Extract all lines that hold "noise" from the records below.

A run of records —
####
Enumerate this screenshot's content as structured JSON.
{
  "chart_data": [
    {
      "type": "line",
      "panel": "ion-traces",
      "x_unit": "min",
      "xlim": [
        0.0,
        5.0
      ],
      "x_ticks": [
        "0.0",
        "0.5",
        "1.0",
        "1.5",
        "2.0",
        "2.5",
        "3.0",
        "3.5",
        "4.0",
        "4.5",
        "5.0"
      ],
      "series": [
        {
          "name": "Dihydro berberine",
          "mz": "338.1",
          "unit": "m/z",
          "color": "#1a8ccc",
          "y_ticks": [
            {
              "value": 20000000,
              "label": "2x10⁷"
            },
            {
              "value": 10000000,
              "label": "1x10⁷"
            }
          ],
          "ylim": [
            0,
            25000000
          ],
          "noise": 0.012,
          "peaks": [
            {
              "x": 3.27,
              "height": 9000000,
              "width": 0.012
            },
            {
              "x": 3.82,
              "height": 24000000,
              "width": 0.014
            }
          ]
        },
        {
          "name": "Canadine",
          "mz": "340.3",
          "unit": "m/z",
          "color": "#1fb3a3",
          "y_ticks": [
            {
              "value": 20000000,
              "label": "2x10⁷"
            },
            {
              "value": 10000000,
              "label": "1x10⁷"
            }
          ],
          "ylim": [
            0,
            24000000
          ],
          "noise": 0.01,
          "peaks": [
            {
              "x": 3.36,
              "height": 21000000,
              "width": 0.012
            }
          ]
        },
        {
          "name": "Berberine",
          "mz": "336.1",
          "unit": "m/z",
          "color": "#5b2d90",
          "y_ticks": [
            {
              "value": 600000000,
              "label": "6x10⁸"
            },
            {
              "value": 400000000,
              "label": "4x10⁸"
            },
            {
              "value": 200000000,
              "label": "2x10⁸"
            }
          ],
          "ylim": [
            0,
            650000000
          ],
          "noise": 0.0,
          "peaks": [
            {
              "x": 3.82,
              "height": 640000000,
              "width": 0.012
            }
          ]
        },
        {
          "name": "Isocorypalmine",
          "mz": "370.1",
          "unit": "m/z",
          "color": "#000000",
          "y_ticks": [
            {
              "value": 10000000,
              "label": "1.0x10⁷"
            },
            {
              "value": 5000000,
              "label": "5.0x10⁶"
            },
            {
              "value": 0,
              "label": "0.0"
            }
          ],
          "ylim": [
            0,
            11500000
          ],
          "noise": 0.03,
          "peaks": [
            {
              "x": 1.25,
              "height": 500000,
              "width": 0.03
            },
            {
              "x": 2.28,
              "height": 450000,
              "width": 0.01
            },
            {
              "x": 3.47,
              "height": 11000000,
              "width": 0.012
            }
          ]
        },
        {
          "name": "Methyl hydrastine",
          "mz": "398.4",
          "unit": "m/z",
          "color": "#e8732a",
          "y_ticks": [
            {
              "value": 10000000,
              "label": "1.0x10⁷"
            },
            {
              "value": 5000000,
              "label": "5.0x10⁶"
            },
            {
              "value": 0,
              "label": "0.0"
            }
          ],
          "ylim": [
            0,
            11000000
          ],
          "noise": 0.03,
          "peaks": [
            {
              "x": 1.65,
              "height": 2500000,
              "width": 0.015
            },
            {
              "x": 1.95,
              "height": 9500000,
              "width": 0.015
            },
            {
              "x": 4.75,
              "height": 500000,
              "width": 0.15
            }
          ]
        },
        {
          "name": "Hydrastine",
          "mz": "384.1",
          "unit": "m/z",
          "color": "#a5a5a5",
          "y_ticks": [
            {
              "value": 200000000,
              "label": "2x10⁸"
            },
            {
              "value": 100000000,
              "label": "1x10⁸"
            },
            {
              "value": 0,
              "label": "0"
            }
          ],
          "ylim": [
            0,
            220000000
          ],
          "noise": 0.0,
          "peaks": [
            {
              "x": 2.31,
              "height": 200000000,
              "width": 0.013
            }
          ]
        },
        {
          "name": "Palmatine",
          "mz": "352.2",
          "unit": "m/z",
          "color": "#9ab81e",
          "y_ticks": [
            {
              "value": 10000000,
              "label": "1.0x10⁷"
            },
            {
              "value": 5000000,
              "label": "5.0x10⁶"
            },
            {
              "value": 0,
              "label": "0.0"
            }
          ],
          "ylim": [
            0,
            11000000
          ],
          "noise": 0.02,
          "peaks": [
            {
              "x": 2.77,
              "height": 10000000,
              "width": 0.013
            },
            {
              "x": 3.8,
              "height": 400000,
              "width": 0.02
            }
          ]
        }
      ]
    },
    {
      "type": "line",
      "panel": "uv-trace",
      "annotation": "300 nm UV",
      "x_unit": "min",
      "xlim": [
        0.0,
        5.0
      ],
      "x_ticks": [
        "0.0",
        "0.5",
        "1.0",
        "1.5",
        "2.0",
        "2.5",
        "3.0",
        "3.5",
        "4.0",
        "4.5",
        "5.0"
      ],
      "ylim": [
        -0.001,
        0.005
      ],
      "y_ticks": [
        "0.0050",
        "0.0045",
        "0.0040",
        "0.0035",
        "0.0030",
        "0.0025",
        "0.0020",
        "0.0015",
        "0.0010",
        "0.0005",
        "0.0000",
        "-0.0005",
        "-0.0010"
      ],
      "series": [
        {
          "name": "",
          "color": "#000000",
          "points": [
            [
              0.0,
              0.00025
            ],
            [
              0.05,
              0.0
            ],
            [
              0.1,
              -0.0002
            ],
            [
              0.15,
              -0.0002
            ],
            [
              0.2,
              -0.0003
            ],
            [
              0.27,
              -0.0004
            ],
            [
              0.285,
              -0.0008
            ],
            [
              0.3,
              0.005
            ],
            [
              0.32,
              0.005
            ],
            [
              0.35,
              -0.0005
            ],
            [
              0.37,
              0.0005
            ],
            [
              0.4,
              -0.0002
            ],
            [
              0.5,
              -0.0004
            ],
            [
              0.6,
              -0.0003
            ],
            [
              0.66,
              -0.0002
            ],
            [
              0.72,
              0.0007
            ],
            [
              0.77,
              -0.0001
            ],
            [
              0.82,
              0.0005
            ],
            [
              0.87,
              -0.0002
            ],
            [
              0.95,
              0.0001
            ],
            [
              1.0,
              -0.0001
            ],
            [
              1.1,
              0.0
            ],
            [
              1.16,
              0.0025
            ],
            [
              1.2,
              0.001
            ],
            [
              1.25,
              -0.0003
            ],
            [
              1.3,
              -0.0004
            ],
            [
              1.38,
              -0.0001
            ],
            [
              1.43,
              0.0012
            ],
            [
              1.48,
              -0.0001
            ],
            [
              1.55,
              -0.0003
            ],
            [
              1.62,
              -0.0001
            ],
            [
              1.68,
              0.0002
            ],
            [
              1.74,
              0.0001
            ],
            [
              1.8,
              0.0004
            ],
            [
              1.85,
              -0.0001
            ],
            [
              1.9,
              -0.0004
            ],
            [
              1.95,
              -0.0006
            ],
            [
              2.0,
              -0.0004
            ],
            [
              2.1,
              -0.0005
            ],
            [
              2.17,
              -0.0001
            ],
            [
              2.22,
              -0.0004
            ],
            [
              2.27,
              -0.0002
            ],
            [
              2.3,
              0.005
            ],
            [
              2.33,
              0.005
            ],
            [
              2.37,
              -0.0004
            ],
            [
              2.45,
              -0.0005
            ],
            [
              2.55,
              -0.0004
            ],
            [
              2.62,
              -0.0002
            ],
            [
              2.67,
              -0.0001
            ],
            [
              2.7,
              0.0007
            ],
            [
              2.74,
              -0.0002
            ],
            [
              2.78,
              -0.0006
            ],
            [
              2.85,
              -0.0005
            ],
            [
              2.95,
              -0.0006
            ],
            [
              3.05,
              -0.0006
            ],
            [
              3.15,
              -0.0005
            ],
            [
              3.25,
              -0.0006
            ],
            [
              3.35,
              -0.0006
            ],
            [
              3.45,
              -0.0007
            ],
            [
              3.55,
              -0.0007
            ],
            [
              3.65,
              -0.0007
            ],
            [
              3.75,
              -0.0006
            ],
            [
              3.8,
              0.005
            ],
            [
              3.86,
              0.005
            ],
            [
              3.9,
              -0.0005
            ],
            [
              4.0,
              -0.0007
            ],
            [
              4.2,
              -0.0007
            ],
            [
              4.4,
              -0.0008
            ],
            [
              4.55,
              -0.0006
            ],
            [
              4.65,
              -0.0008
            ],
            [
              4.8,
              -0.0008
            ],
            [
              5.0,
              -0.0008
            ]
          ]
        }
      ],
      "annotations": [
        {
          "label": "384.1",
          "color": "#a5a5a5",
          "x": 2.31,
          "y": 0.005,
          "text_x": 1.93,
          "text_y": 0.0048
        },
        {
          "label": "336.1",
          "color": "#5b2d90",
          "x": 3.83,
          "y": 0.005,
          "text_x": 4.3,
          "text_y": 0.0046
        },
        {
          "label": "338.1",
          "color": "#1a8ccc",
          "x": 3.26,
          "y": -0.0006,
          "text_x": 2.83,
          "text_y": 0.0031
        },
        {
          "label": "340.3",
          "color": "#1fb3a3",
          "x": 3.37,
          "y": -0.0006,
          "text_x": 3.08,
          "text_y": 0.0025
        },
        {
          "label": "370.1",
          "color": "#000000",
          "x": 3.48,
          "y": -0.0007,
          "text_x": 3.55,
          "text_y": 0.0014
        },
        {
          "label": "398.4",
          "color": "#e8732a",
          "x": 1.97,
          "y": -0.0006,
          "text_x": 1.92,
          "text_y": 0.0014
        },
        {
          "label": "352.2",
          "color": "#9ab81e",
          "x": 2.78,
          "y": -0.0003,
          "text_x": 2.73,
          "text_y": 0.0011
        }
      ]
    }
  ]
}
####
EXERCISE RESULT —
          "noise": 0.012,
          "noise": 0.01,
          "noise": 0.0,
          "noise": 0.03,
          "noise": 0.03,
          "noise": 0.0,
          "noise": 0.02,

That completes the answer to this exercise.